[Entries with figure data]
----

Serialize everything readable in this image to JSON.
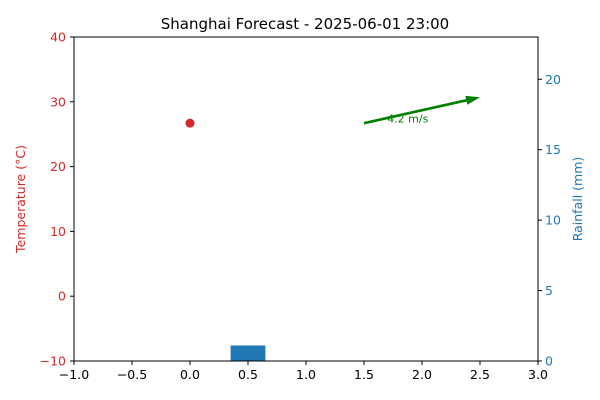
{
  "chart_data": {
    "type": "combo",
    "title": "Shanghai Forecast - 2025-06-01 23:00",
    "x_axis": {
      "xlim": [
        -1.0,
        3.0
      ],
      "ticks": [
        -1.0,
        -0.5,
        0.0,
        0.5,
        1.0,
        1.5,
        2.0,
        2.5,
        3.0
      ],
      "tick_labels": [
        "−1.0",
        "−0.5",
        "0.0",
        "0.5",
        "1.0",
        "1.5",
        "2.0",
        "2.5",
        "3.0"
      ]
    },
    "y_left": {
      "label": "Temperature (°C)",
      "ylim": [
        -10,
        40
      ],
      "ticks": [
        -10,
        0,
        10,
        20,
        30,
        40
      ],
      "tick_labels": [
        "−10",
        "0",
        "10",
        "20",
        "30",
        "40"
      ],
      "color": "#d62728"
    },
    "y_right": {
      "label": "Rainfall (mm)",
      "ylim": [
        0,
        23
      ],
      "ticks": [
        0,
        5,
        10,
        15,
        20
      ],
      "tick_labels": [
        "0",
        "5",
        "10",
        "15",
        "20"
      ],
      "color": "#1f77b4"
    },
    "temperature": {
      "x": 0.0,
      "y": 26.7,
      "color": "#d62728"
    },
    "rainfall": {
      "x": 0.5,
      "value": 1.1,
      "bar_width": 0.3,
      "color": "#1f77b4"
    },
    "wind": {
      "start": [
        1.5,
        26.7
      ],
      "end": [
        2.5,
        30.7
      ],
      "label": "4.2 m/s",
      "label_at": [
        1.7,
        26.8
      ],
      "color": "#008000"
    },
    "grid": false
  }
}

----

EXERCISE REQUIREMENTS → Set down every entry word for word, but omit the pictures.

EXERCISE ANSWER →
Serialize everything readable in this image to JSON.
{
  "chart_data": {
    "type": "combo",
    "title": "Shanghai Forecast - 2025-06-01 23:00",
    "x_axis": {
      "xlim": [
        -1.0,
        3.0
      ],
      "ticks": [
        -1.0,
        -0.5,
        0.0,
        0.5,
        1.0,
        1.5,
        2.0,
        2.5,
        3.0
      ],
      "tick_labels": [
        "−1.0",
        "−0.5",
        "0.0",
        "0.5",
        "1.0",
        "1.5",
        "2.0",
        "2.5",
        "3.0"
      ]
    },
    "y_left": {
      "label": "Temperature (°C)",
      "ylim": [
        -10,
        40
      ],
      "ticks": [
        -10,
        0,
        10,
        20,
        30,
        40
      ],
      "tick_labels": [
        "−10",
        "0",
        "10",
        "20",
        "30",
        "40"
      ],
      "color": "#d62728"
    },
    "y_right": {
      "label": "Rainfall (mm)",
      "ylim": [
        0,
        23
      ],
      "ticks": [
        0,
        5,
        10,
        15,
        20
      ],
      "tick_labels": [
        "0",
        "5",
        "10",
        "15",
        "20"
      ],
      "color": "#1f77b4"
    },
    "temperature": {
      "x": 0.0,
      "y": 26.7,
      "color": "#d62728"
    },
    "rainfall": {
      "x": 0.5,
      "value": 1.1,
      "bar_width": 0.3,
      "color": "#1f77b4"
    },
    "wind": {
      "start": [
        1.5,
        26.7
      ],
      "end": [
        2.5,
        30.7
      ],
      "label": "4.2 m/s",
      "label_at": [
        1.7,
        26.8
      ],
      "color": "#008000"
    },
    "grid": false
  }
}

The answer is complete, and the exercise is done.